»»
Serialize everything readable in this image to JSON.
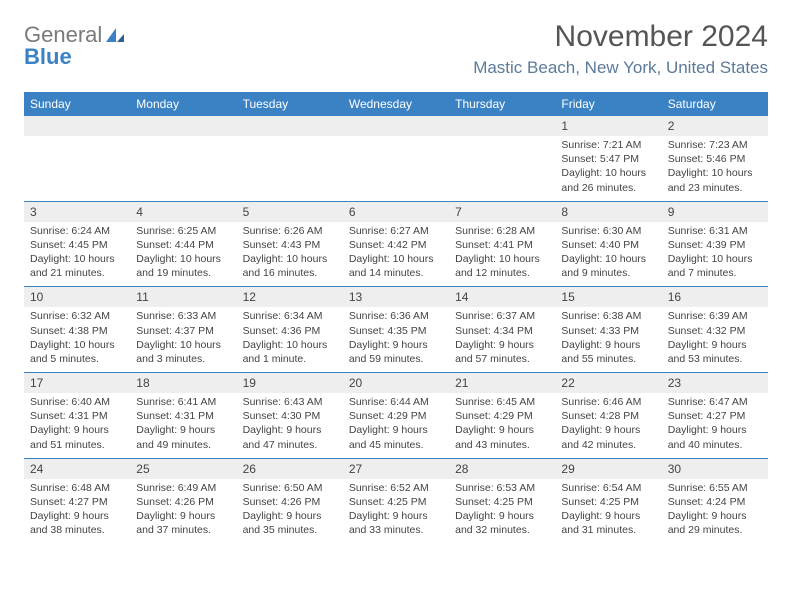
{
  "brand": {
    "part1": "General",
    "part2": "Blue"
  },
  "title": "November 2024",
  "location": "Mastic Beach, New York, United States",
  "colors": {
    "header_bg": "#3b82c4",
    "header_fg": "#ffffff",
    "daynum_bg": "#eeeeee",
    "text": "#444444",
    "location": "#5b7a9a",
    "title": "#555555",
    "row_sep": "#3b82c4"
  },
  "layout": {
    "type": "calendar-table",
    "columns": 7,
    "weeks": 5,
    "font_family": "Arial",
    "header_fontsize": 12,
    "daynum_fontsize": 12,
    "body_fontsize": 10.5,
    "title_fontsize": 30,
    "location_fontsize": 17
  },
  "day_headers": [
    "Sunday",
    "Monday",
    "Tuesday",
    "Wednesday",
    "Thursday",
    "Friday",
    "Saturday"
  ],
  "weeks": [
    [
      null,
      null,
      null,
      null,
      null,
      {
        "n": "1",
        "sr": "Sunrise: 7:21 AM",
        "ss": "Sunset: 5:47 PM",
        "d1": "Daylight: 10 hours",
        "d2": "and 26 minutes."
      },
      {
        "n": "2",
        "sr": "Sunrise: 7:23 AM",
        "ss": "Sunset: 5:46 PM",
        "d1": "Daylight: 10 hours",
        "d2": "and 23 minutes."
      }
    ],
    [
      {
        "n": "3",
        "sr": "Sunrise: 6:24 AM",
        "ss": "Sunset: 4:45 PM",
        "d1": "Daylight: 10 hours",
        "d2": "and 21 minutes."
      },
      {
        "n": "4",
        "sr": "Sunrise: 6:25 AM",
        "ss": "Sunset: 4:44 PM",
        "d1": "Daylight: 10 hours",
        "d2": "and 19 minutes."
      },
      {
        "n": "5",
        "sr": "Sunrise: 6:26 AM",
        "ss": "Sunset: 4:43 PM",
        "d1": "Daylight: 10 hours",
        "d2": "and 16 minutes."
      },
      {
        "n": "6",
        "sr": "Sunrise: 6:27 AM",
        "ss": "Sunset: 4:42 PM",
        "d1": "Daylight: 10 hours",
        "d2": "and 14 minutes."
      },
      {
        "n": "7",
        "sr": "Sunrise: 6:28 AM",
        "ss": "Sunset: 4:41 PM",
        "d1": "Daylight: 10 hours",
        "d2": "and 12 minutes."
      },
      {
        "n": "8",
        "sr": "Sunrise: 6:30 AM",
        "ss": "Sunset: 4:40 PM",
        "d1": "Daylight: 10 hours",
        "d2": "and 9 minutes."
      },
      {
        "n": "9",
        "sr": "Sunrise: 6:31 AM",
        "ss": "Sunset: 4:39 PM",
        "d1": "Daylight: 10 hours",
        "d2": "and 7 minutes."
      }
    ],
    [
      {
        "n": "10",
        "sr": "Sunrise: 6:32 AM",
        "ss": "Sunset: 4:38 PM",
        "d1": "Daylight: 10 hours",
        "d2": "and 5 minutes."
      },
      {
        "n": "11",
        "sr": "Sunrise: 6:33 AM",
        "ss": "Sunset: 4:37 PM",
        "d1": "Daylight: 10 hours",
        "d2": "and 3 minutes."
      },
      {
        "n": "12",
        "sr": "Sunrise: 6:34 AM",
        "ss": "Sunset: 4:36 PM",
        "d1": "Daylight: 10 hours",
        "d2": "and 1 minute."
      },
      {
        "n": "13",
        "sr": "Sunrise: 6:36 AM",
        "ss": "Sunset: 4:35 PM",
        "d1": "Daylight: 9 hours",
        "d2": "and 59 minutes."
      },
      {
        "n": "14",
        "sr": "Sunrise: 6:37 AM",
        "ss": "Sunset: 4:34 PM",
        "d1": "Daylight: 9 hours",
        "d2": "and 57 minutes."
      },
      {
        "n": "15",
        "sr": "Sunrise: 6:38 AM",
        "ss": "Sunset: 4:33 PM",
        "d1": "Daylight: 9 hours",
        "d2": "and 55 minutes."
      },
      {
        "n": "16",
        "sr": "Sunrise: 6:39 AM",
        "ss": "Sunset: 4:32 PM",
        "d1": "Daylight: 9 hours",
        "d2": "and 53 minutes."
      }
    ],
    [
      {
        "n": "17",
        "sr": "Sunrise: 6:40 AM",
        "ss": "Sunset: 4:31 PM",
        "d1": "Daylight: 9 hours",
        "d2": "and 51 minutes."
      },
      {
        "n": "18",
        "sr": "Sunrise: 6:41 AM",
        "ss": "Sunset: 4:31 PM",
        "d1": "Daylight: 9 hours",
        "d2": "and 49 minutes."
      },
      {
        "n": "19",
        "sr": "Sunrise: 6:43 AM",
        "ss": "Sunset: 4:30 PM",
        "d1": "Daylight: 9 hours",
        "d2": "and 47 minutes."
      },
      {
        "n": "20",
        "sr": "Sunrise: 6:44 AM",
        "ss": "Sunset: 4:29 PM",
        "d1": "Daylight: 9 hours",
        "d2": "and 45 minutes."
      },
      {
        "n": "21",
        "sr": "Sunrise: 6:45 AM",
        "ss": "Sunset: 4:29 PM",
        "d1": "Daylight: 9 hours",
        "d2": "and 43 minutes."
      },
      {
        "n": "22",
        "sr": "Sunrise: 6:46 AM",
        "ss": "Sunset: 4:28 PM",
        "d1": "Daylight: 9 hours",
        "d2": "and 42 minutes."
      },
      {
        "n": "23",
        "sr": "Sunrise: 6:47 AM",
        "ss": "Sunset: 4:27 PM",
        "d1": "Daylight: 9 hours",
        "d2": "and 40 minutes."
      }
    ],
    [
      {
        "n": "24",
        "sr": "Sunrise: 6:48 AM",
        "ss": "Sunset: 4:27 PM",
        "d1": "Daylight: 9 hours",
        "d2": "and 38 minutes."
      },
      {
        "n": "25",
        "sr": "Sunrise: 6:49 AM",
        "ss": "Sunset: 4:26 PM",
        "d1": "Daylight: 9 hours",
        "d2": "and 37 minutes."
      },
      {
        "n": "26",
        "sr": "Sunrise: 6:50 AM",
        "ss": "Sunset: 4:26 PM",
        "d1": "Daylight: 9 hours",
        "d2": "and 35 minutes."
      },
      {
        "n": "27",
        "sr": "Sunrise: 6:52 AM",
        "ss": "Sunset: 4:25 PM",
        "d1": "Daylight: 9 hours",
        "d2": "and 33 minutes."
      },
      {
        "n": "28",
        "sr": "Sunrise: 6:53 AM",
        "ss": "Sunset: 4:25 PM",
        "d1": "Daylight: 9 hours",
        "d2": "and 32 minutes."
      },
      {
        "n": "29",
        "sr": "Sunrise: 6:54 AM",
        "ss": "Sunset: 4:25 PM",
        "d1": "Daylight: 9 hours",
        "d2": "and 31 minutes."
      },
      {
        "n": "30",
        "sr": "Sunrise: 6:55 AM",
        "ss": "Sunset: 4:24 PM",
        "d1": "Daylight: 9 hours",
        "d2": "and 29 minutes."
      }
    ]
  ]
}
««
»»
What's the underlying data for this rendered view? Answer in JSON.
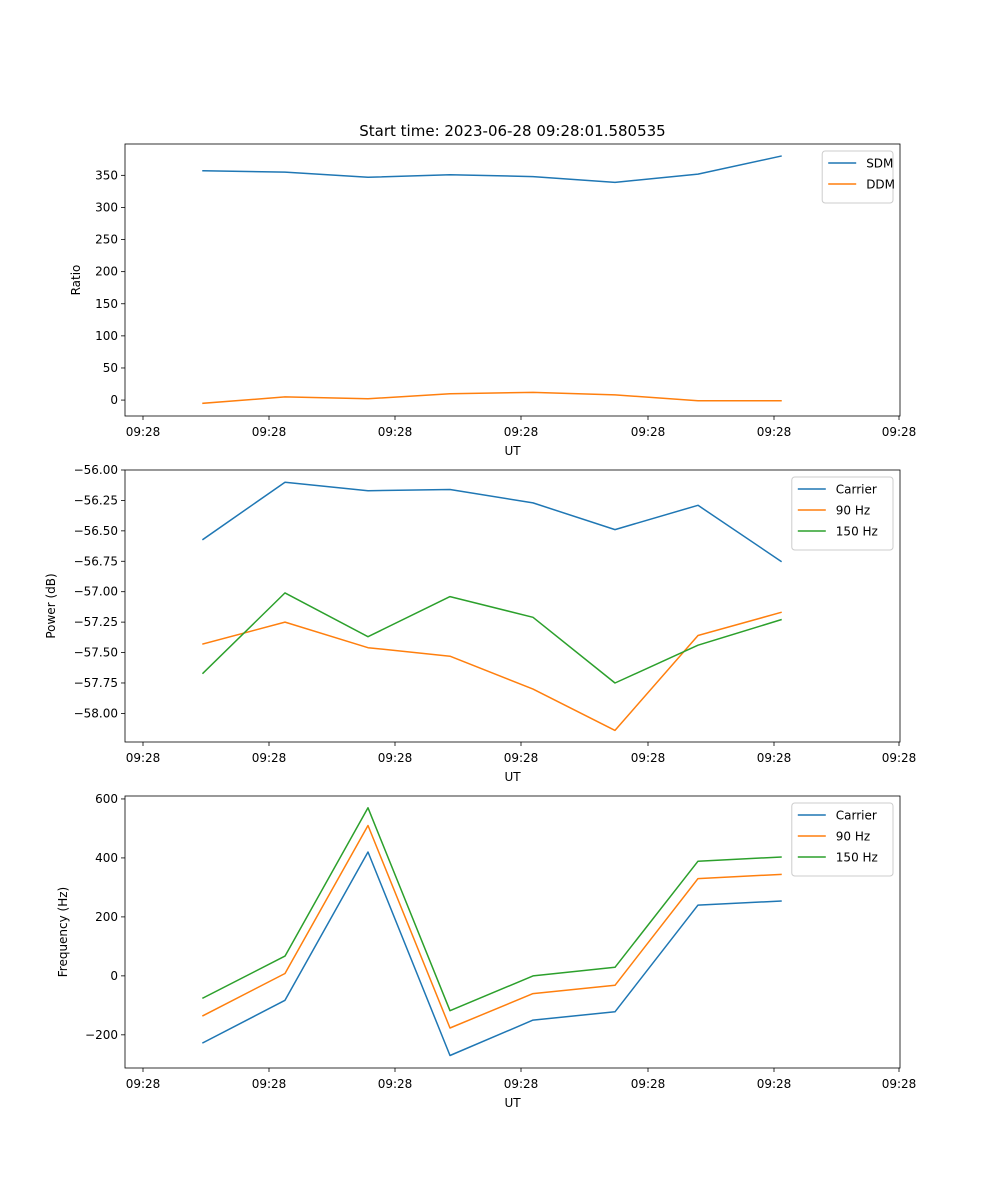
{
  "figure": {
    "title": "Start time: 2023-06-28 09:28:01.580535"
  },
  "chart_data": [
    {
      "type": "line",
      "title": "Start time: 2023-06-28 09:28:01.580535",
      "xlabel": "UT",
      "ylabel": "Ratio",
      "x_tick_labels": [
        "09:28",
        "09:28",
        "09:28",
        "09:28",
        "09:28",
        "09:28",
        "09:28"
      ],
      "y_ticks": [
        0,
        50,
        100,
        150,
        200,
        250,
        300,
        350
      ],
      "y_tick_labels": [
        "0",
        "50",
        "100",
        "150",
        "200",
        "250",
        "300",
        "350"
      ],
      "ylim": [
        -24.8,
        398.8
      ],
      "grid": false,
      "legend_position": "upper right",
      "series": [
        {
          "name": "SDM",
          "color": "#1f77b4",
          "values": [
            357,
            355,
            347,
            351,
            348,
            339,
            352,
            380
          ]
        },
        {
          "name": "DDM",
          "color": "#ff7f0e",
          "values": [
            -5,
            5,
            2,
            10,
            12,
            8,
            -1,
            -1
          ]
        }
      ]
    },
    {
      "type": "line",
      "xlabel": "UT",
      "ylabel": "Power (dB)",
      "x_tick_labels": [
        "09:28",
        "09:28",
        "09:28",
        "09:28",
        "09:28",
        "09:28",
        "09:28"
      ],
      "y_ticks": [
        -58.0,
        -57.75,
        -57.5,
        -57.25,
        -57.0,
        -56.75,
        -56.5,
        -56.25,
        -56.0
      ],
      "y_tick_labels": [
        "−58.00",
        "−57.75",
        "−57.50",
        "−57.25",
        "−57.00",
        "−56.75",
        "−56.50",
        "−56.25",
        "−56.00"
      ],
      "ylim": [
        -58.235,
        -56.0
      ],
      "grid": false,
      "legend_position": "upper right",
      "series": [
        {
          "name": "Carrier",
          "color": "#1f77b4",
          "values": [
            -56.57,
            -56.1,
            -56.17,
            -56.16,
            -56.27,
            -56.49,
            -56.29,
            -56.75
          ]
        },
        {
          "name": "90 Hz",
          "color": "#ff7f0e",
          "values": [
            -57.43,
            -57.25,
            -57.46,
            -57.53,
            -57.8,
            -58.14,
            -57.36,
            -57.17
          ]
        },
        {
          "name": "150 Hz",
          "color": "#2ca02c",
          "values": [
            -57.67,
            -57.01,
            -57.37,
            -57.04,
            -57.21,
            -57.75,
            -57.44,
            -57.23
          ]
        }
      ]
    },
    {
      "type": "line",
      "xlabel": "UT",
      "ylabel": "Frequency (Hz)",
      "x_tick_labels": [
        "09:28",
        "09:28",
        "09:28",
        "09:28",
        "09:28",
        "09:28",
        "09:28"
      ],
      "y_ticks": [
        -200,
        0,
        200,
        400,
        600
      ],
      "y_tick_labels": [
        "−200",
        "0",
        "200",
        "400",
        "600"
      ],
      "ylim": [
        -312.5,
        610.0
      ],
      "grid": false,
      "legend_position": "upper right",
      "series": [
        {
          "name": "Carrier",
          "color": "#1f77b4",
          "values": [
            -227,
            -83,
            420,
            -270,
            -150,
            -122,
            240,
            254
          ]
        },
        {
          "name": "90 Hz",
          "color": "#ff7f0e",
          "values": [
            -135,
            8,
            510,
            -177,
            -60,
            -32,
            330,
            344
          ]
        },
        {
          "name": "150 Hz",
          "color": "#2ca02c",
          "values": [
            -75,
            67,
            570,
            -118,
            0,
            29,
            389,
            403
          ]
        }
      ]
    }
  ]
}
««
- [Required task] Find every line of the data that holds the string "JSON", then say how many there are and nothing else.

- [Solution below] 2